(Records about charts and figures)

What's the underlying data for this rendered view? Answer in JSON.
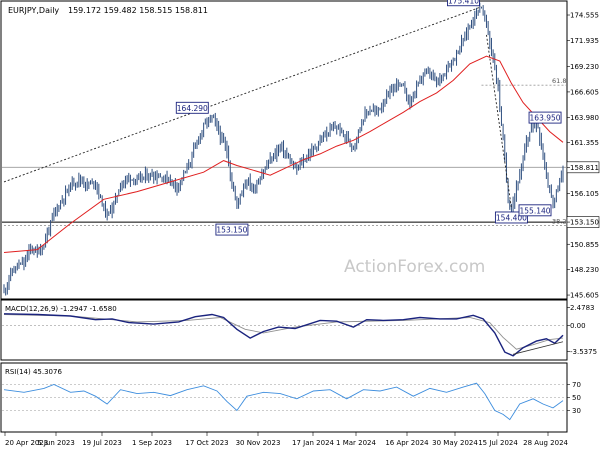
{
  "header": {
    "symbol": "EURJPY,Daily",
    "ohlc": "159.172 159.482 158.515 158.811"
  },
  "watermark": "ActionForex.com",
  "colors": {
    "candles": "#2f4f7f",
    "ema": "#e02020",
    "macd_line": "#1a237e",
    "macd_signal": "#909090",
    "rsi": "#3e8ede",
    "price_box": "#1a237e",
    "frame": "#000000",
    "grid": "#9a9a9a"
  },
  "chart_data": [
    {
      "type": "candlestick",
      "title": "EURJPY,Daily",
      "ylim": [
        145.3,
        175.9
      ],
      "y_ticks": [
        "174.555",
        "171.935",
        "169.230",
        "166.605",
        "163.980",
        "161.355",
        "158.811",
        "156.105",
        "153.150",
        "150.855",
        "148.230",
        "145.605"
      ],
      "x_ticks": [
        "20 Apr 2023",
        "5 Jun 2023",
        "19 Jul 2023",
        "1 Sep 2023",
        "17 Oct 2023",
        "30 Nov 2023",
        "17 Jan 2024",
        "1 Mar 2024",
        "16 Apr 2024",
        "30 May 2024",
        "15 Jul 2024",
        "28 Aug 2024"
      ],
      "close_path": [
        [
          0,
          146.0
        ],
        [
          4,
          147.8
        ],
        [
          8,
          148.6
        ],
        [
          12,
          148.9
        ],
        [
          16,
          150.5
        ],
        [
          20,
          150.0
        ],
        [
          24,
          150.8
        ],
        [
          26,
          152.0
        ],
        [
          30,
          154.0
        ],
        [
          35,
          155.5
        ],
        [
          40,
          157.0
        ],
        [
          45,
          157.6
        ],
        [
          50,
          157.0
        ],
        [
          55,
          157.3
        ],
        [
          58,
          155.5
        ],
        [
          62,
          153.8
        ],
        [
          66,
          155.0
        ],
        [
          70,
          157.0
        ],
        [
          75,
          157.8
        ],
        [
          80,
          157.4
        ],
        [
          85,
          157.9
        ],
        [
          90,
          158.0
        ],
        [
          95,
          157.8
        ],
        [
          100,
          157.5
        ],
        [
          104,
          156.8
        ],
        [
          108,
          158.0
        ],
        [
          112,
          159.5
        ],
        [
          116,
          161.5
        ],
        [
          120,
          163.0
        ],
        [
          124,
          164.0
        ],
        [
          127,
          163.5
        ],
        [
          130,
          162.0
        ],
        [
          134,
          160.5
        ],
        [
          137,
          157.0
        ],
        [
          140,
          155.0
        ],
        [
          143,
          156.5
        ],
        [
          146,
          157.5
        ],
        [
          150,
          156.5
        ],
        [
          154,
          157.8
        ],
        [
          158,
          159.0
        ],
        [
          162,
          160.0
        ],
        [
          166,
          161.0
        ],
        [
          170,
          160.0
        ],
        [
          175,
          158.5
        ],
        [
          180,
          159.5
        ],
        [
          185,
          160.5
        ],
        [
          190,
          161.5
        ],
        [
          195,
          162.5
        ],
        [
          200,
          163.0
        ],
        [
          205,
          162.0
        ],
        [
          210,
          161.0
        ],
        [
          213,
          162.5
        ],
        [
          216,
          164.0
        ],
        [
          220,
          164.8
        ],
        [
          224,
          164.5
        ],
        [
          228,
          165.5
        ],
        [
          232,
          166.5
        ],
        [
          236,
          167.5
        ],
        [
          240,
          167.0
        ],
        [
          244,
          165.5
        ],
        [
          248,
          167.0
        ],
        [
          252,
          168.5
        ],
        [
          256,
          168.5
        ],
        [
          260,
          167.5
        ],
        [
          264,
          168.5
        ],
        [
          268,
          169.5
        ],
        [
          272,
          170.5
        ],
        [
          276,
          172.0
        ],
        [
          280,
          173.5
        ],
        [
          284,
          175.0
        ],
        [
          287,
          175.41
        ],
        [
          290,
          173.5
        ],
        [
          294,
          170.0
        ],
        [
          297,
          167.0
        ],
        [
          300,
          161.5
        ],
        [
          303,
          155.5
        ],
        [
          305,
          154.4
        ],
        [
          308,
          156.8
        ],
        [
          311,
          158.5
        ],
        [
          314,
          161.5
        ],
        [
          318,
          163.5
        ],
        [
          321,
          163.0
        ],
        [
          324,
          160.0
        ],
        [
          327,
          157.0
        ],
        [
          330,
          155.14
        ],
        [
          333,
          156.5
        ],
        [
          336,
          158.811
        ]
      ],
      "ema_path": [
        [
          0,
          150.0
        ],
        [
          20,
          150.3
        ],
        [
          40,
          153.0
        ],
        [
          60,
          155.5
        ],
        [
          80,
          156.3
        ],
        [
          100,
          157.3
        ],
        [
          120,
          158.3
        ],
        [
          132,
          159.5
        ],
        [
          140,
          159.0
        ],
        [
          150,
          158.5
        ],
        [
          160,
          158.0
        ],
        [
          170,
          158.8
        ],
        [
          180,
          159.6
        ],
        [
          190,
          160.2
        ],
        [
          200,
          161.0
        ],
        [
          210,
          161.6
        ],
        [
          220,
          162.5
        ],
        [
          230,
          163.5
        ],
        [
          240,
          164.5
        ],
        [
          250,
          165.6
        ],
        [
          260,
          166.5
        ],
        [
          270,
          167.8
        ],
        [
          280,
          169.5
        ],
        [
          290,
          170.3
        ],
        [
          298,
          169.8
        ],
        [
          305,
          167.5
        ],
        [
          312,
          165.5
        ],
        [
          320,
          164.0
        ],
        [
          328,
          162.5
        ],
        [
          336,
          161.4
        ]
      ],
      "annotations": [
        {
          "label": "175.410",
          "x": 287,
          "y": 175.41,
          "anchor": "end"
        },
        {
          "label": "164.290",
          "x": 124,
          "y": 164.29,
          "anchor": "end"
        },
        {
          "label": "163.950",
          "x": 318,
          "y": 163.95,
          "anchor": "start"
        },
        {
          "label": "154.400",
          "x": 305,
          "y": 154.4,
          "anchor": "middle"
        },
        {
          "label": "155.140",
          "x": 330,
          "y": 155.14,
          "anchor": "end"
        },
        {
          "label": "153.150",
          "x": 137,
          "y": 153.15,
          "anchor": "middle"
        }
      ],
      "fib_levels": [
        {
          "label": "61.8",
          "value": 167.3
        },
        {
          "label": "38.2",
          "value": 152.8
        }
      ],
      "support_level": 153.15,
      "current_level": 158.811,
      "trendline": {
        "from": [
          0,
          157.3
        ],
        "to": [
          287,
          175.41
        ]
      }
    },
    {
      "type": "line",
      "title": "MACD(12,26,9) -1.2947 -1.6580",
      "ylim": [
        -4.4,
        3.2
      ],
      "y_ticks": [
        "2.4783",
        "0.00",
        "-3.5375"
      ],
      "macd_path": [
        [
          0,
          1.6
        ],
        [
          20,
          1.5
        ],
        [
          40,
          1.3
        ],
        [
          55,
          0.8
        ],
        [
          65,
          0.9
        ],
        [
          75,
          0.4
        ],
        [
          90,
          0.2
        ],
        [
          105,
          0.5
        ],
        [
          115,
          1.2
        ],
        [
          125,
          1.5
        ],
        [
          132,
          1.1
        ],
        [
          140,
          -0.5
        ],
        [
          148,
          -1.7
        ],
        [
          156,
          -0.8
        ],
        [
          165,
          -0.2
        ],
        [
          175,
          -0.4
        ],
        [
          190,
          0.7
        ],
        [
          200,
          0.6
        ],
        [
          210,
          -0.2
        ],
        [
          218,
          0.8
        ],
        [
          228,
          0.7
        ],
        [
          240,
          0.8
        ],
        [
          250,
          1.1
        ],
        [
          262,
          0.9
        ],
        [
          272,
          0.9
        ],
        [
          282,
          1.4
        ],
        [
          288,
          0.9
        ],
        [
          295,
          -1.0
        ],
        [
          301,
          -3.6
        ],
        [
          306,
          -4.1
        ],
        [
          312,
          -3.0
        ],
        [
          320,
          -2.1
        ],
        [
          326,
          -1.8
        ],
        [
          331,
          -2.4
        ],
        [
          336,
          -1.3
        ]
      ],
      "signal_path": [
        [
          0,
          1.5
        ],
        [
          40,
          1.3
        ],
        [
          80,
          0.5
        ],
        [
          110,
          0.7
        ],
        [
          130,
          1.1
        ],
        [
          145,
          -0.5
        ],
        [
          156,
          -1.0
        ],
        [
          175,
          -0.2
        ],
        [
          200,
          0.5
        ],
        [
          240,
          0.7
        ],
        [
          280,
          1.1
        ],
        [
          292,
          0.4
        ],
        [
          300,
          -1.6
        ],
        [
          308,
          -3.2
        ],
        [
          318,
          -2.6
        ],
        [
          328,
          -1.9
        ],
        [
          336,
          -1.7
        ]
      ],
      "trendline": {
        "from": [
          306,
          -3.9
        ],
        "to": [
          336,
          -2.2
        ]
      }
    },
    {
      "type": "line",
      "title": "RSI(14) 45.3076",
      "ylim": [
        0,
        100
      ],
      "y_ticks": [
        "70",
        "50",
        "30"
      ],
      "rsi_path": [
        [
          0,
          62
        ],
        [
          12,
          58
        ],
        [
          24,
          64
        ],
        [
          30,
          70
        ],
        [
          40,
          58
        ],
        [
          48,
          60
        ],
        [
          55,
          52
        ],
        [
          62,
          40
        ],
        [
          70,
          62
        ],
        [
          80,
          56
        ],
        [
          90,
          58
        ],
        [
          100,
          53
        ],
        [
          110,
          62
        ],
        [
          120,
          68
        ],
        [
          128,
          60
        ],
        [
          134,
          44
        ],
        [
          140,
          30
        ],
        [
          146,
          52
        ],
        [
          156,
          58
        ],
        [
          166,
          56
        ],
        [
          176,
          48
        ],
        [
          186,
          60
        ],
        [
          196,
          62
        ],
        [
          206,
          48
        ],
        [
          216,
          62
        ],
        [
          226,
          60
        ],
        [
          236,
          66
        ],
        [
          246,
          52
        ],
        [
          256,
          64
        ],
        [
          266,
          58
        ],
        [
          276,
          66
        ],
        [
          284,
          72
        ],
        [
          289,
          56
        ],
        [
          295,
          30
        ],
        [
          300,
          24
        ],
        [
          304,
          16
        ],
        [
          310,
          40
        ],
        [
          318,
          48
        ],
        [
          324,
          40
        ],
        [
          330,
          34
        ],
        [
          336,
          45.3
        ]
      ]
    }
  ]
}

(AIM)
Report how many lines in the listing above include the word "Daily". Give nothing but the number.

(RESPONSE TO THE TASK)
2